| The task |
Repeat the listing in full, exactly as it stands.

| Extracted records |
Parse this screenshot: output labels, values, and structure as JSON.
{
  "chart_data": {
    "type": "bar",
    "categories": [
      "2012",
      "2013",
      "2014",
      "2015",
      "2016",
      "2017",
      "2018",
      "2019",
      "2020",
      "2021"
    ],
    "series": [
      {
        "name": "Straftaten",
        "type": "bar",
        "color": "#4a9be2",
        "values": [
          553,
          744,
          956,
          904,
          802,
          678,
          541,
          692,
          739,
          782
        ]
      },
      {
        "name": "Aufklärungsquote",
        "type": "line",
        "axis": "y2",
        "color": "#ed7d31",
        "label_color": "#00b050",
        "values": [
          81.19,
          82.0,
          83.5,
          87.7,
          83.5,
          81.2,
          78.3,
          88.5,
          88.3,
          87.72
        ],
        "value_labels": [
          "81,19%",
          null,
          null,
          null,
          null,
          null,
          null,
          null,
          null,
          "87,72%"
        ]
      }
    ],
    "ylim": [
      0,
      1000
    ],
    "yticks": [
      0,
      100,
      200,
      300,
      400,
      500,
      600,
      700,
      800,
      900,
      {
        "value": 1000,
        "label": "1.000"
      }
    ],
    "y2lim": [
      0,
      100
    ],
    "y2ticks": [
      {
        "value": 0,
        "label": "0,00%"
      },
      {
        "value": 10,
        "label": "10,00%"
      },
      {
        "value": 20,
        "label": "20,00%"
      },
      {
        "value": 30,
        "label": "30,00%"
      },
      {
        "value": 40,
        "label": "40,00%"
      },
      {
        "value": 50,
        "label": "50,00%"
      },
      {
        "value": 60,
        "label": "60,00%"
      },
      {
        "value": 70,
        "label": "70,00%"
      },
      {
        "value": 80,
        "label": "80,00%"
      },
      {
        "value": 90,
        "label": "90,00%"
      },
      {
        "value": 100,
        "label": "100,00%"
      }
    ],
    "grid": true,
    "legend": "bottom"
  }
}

| Reply |
Parse this screenshot: output labels, values, and structure as JSON.
{
  "chart_data": {
    "type": "bar",
    "categories": [
      "2012",
      "2013",
      "2014",
      "2015",
      "2016",
      "2017",
      "2018",
      "2019",
      "2020",
      "2021"
    ],
    "series": [
      {
        "name": "Straftaten",
        "type": "bar",
        "color": "#4a9be2",
        "values": [
          553,
          744,
          956,
          904,
          802,
          678,
          541,
          692,
          739,
          782
        ]
      },
      {
        "name": "Aufklärungsquote",
        "type": "line",
        "axis": "y2",
        "color": "#ed7d31",
        "label_color": "#00b050",
        "values": [
          81.19,
          82.0,
          83.5,
          87.7,
          83.5,
          81.2,
          78.3,
          88.5,
          88.3,
          87.72
        ],
        "value_labels": [
          "81,19%",
          null,
          null,
          null,
          null,
          null,
          null,
          null,
          null,
          "87,72%"
        ]
      }
    ],
    "ylim": [
      0,
      1000
    ],
    "yticks": [
      0,
      100,
      200,
      300,
      400,
      500,
      600,
      700,
      800,
      900,
      {
        "value": 1000,
        "label": "1.000"
      }
    ],
    "y2lim": [
      0,
      100
    ],
    "y2ticks": [
      {
        "value": 0,
        "label": "0,00%"
      },
      {
        "value": 10,
        "label": "10,00%"
      },
      {
        "value": 20,
        "label": "20,00%"
      },
      {
        "value": 30,
        "label": "30,00%"
      },
      {
        "value": 40,
        "label": "40,00%"
      },
      {
        "value": 50,
        "label": "50,00%"
      },
      {
        "value": 60,
        "label": "60,00%"
      },
      {
        "value": 70,
        "label": "70,00%"
      },
      {
        "value": 80,
        "label": "80,00%"
      },
      {
        "value": 90,
        "label": "90,00%"
      },
      {
        "value": 100,
        "label": "100,00%"
      }
    ],
    "grid": true,
    "legend": "bottom"
  }
}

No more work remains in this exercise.